# OBJECTIF 1
Pour chacune des affirmations suivantes, indiquez par oui ou par non si elle concorde avec l'extrait sur l'école inclusive, en citant tels quels les mots de l'extrait qui tranchent : (a) Sylviane Corbion est docteure en sociologie ; (b) son ouvrage paraît aux éditions Erès ; (c) son ouvrage laisse peu de place aux témoignages d'acteurs de terrain.

# EXTRAIT SOURCE

- - -

Sylviane Corbion : L'école inclusive entre idéalisme et réalité 

Les nobles idées ne suffisent pas. Professeure des écoles et enseignante spécialisée, docteure en sociologie, Sylviane Corbion témoigne des réalités de l'école inclusive au regard des prescriptions officielles. Son ouvrage (éditions Erès) fait la part belle aux témoignages d'acteurs de terrain. Elle souligne "l'écart abyssal" entre le prescrit et le réel, la souffrance des enfants et des enseignants piégés dans une relation scolaire inadaptée et pas préparée. Un témoignage qui rétablit la vérité et une analyse qui appelle à une autre politique.

 

Votre livre est celui d'une spécialiste mais aussi et peut-être surtout celui d'un acteur de terrain. C'est important de faire entendre la parole des acteurs de terrain sur un sujet comme l'école inclusive ?

- - -

# OBJECTIF 2
Réécrivez en liste numérotée les lignes du listing, de la ligne qui contient "pcoa-point: [887, 1808, 896, 1817]" jusqu'à celle qui contient "acceptance-average-box: [493, 1786, 725, 1829]", ces deux lignes comprises, en omettant les lignes vides.

- - -

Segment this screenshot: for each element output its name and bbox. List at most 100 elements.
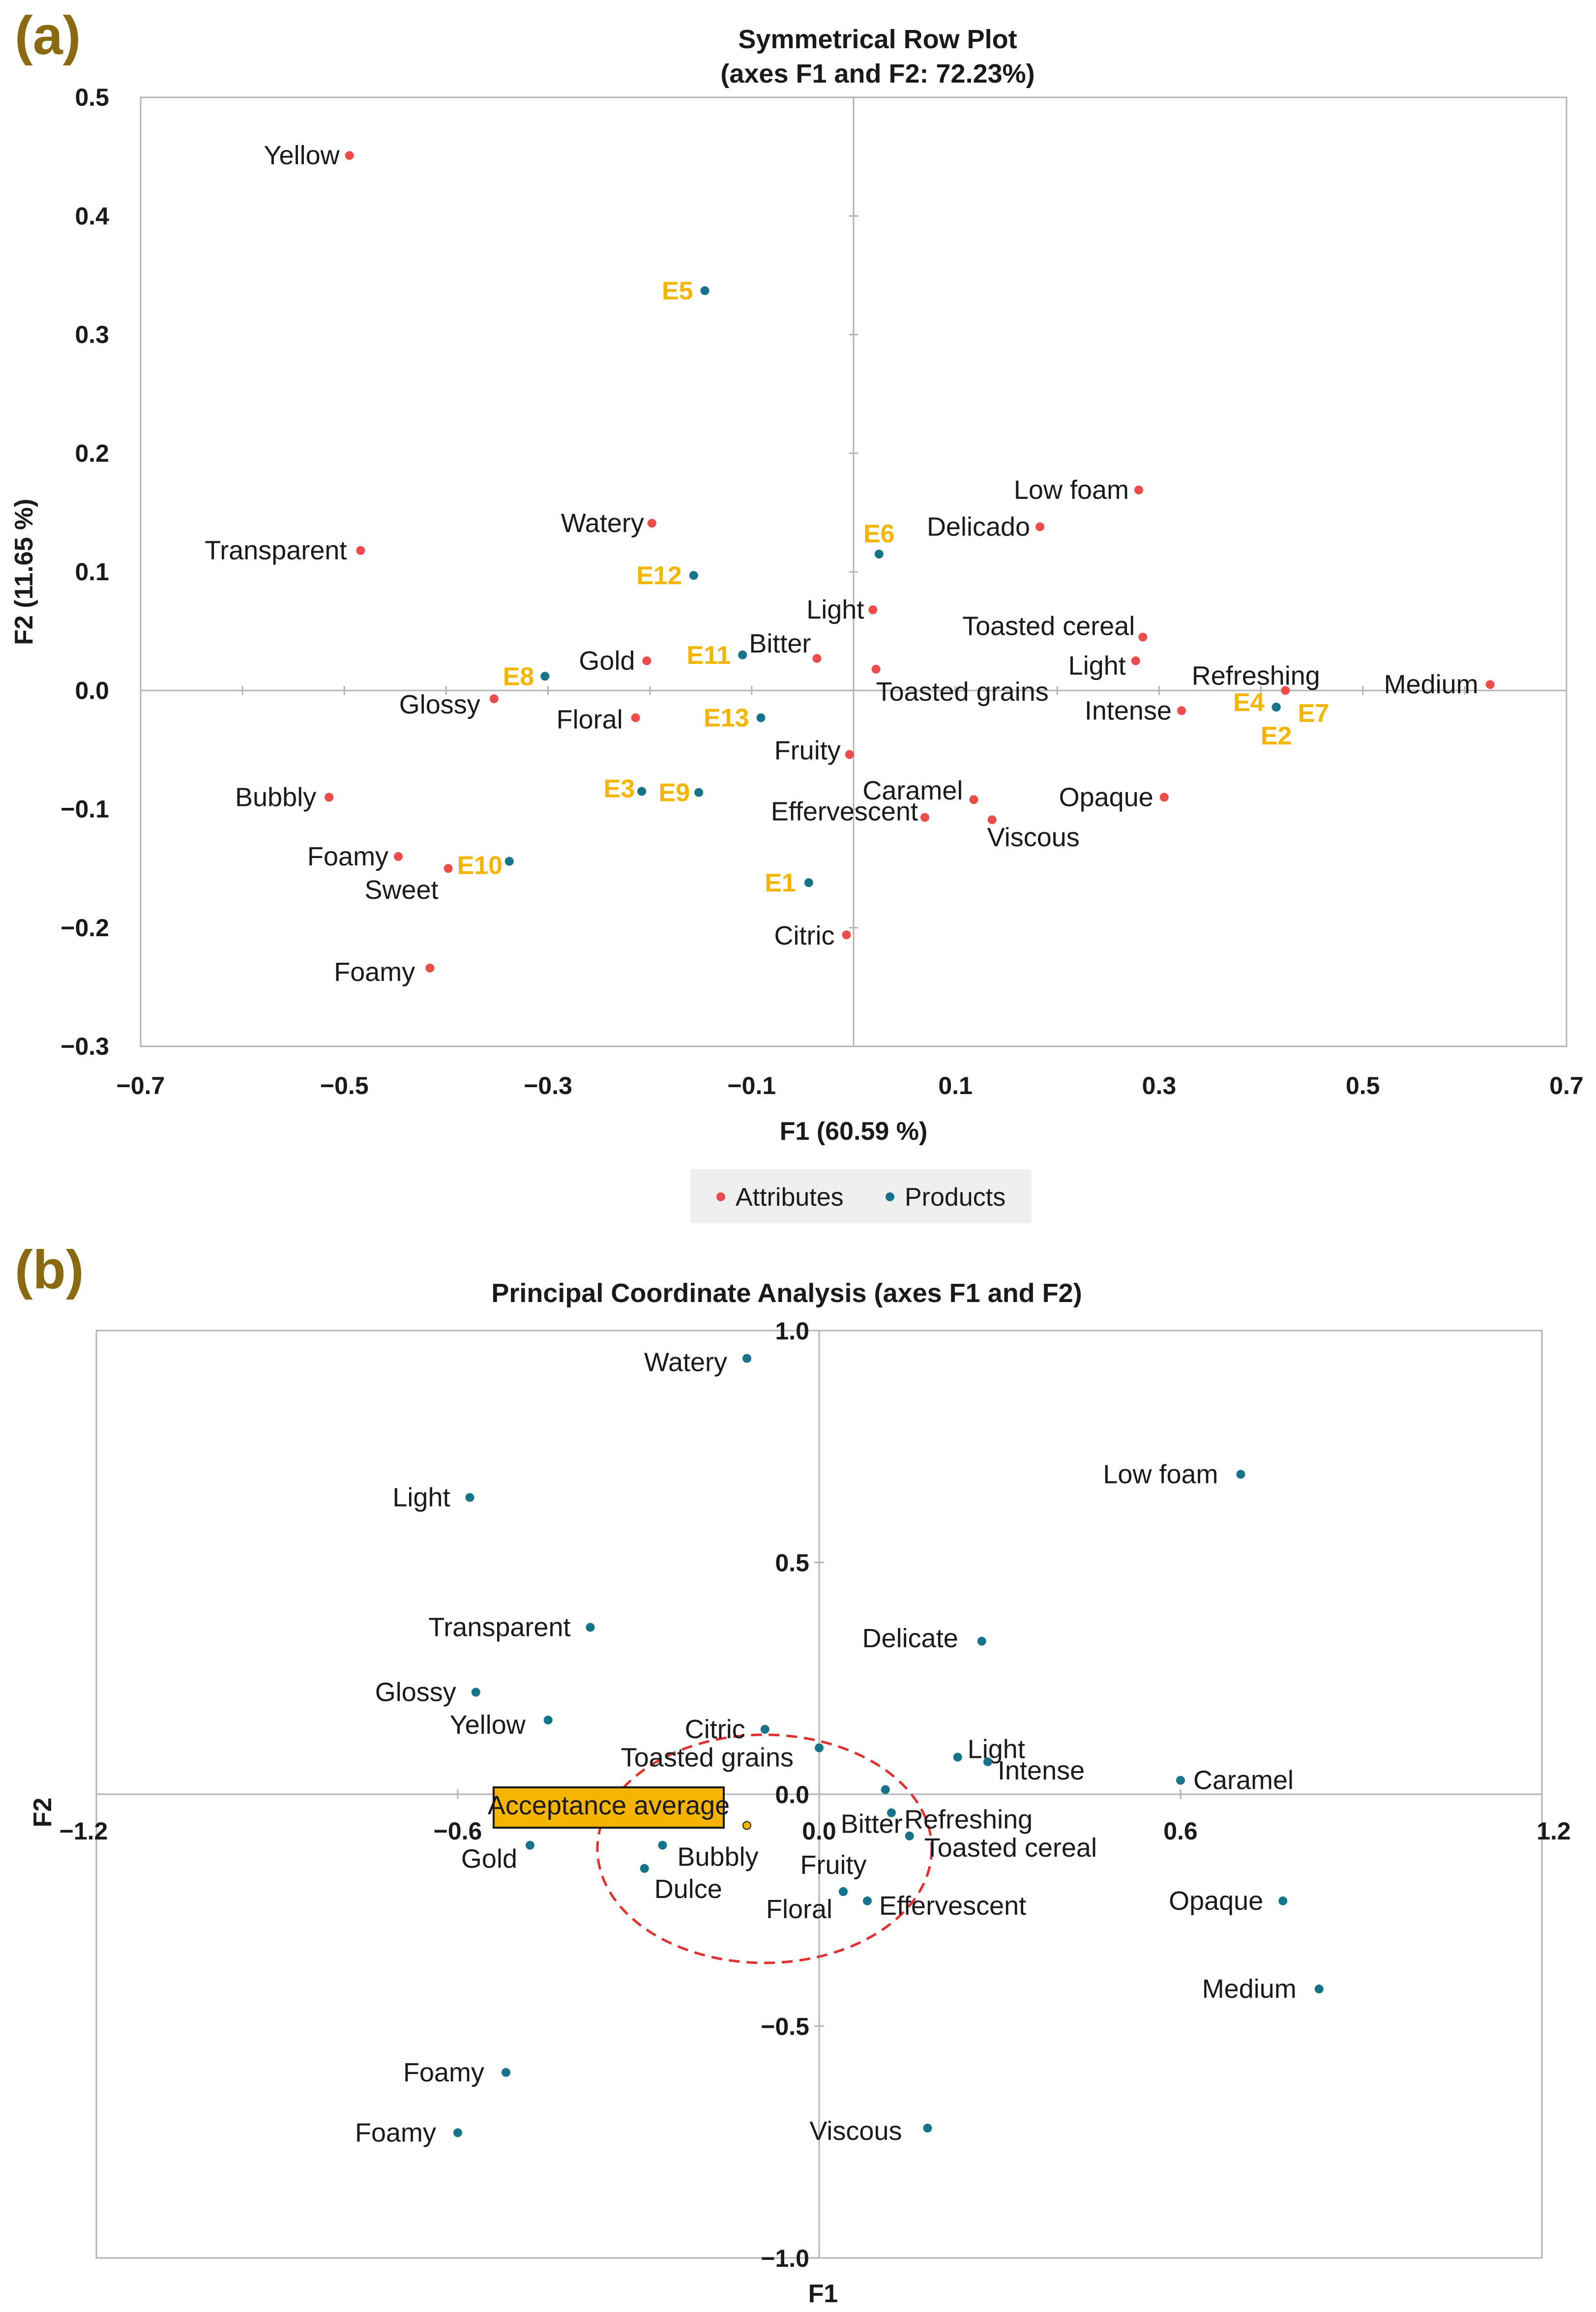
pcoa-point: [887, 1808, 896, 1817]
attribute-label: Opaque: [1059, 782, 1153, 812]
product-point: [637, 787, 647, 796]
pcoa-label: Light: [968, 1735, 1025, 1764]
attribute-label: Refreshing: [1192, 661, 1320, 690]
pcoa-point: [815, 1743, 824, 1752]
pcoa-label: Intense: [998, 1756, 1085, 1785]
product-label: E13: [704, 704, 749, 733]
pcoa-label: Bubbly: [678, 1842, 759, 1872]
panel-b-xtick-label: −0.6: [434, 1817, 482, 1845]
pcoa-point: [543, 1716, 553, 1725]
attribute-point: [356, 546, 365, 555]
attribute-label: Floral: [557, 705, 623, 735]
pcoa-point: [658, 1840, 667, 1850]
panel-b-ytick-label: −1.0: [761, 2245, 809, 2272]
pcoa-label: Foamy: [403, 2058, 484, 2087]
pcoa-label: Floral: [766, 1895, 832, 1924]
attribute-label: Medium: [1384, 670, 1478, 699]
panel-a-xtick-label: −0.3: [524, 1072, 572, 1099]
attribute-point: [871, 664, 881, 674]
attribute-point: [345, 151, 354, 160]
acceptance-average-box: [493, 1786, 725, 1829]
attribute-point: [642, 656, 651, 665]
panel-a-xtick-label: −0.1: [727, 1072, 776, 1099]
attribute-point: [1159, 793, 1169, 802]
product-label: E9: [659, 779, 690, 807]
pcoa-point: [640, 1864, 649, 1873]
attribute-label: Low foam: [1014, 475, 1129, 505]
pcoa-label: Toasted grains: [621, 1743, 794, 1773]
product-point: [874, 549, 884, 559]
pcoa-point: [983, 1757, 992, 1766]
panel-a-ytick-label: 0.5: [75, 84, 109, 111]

- - -

# RÉPONSE COMPLÈTE 1
(a) Oui : « docteure en sociologie ».
(b) Oui : « Son ouvrage (éditions Erès) ».
(c) Non : « fait la part belle aux témoignages d'acteurs de terrain ».

# RÉPONSE COMPLÈTE 2
1. pcoa-point: [887, 1808, 896, 1817]
2. attribute-label: Opaque: [1059, 782, 1153, 812]
3. product-point: [637, 787, 647, 796]
4. pcoa-label: Light: [968, 1735, 1025, 1764]
5. attribute-label: Refreshing: [1192, 661, 1320, 690]
6. pcoa-point: [815, 1743, 824, 1752]
7. pcoa-label: Intense: [998, 1756, 1085, 1785]
8. product-label: E13: [704, 704, 749, 733]
9. pcoa-label: Bubbly: [678, 1842, 759, 1872]
10. panel-b-xtick-label: −0.6: [434, 1817, 482, 1845]
11. pcoa-point: [543, 1716, 553, 1725]
12. attribute-point: [356, 546, 365, 555]
13. attribute-label: Floral: [557, 705, 623, 735]
14. pcoa-point: [658, 1840, 667, 1850]
15. panel-b-ytick-label: −1.0: [761, 2245, 809, 2272]
16. pcoa-label: Foamy: [403, 2058, 484, 2087]
17. pcoa-label: Floral: [766, 1895, 832, 1924]
18. attribute-label: Medium: [1384, 670, 1478, 699]
19. panel-a-xtick-label: −0.3: [524, 1072, 572, 1099]
20. attribute-point: [871, 664, 881, 674]
21. attribute-point: [345, 151, 354, 160]
22. acceptance-average-box: [493, 1786, 725, 1829]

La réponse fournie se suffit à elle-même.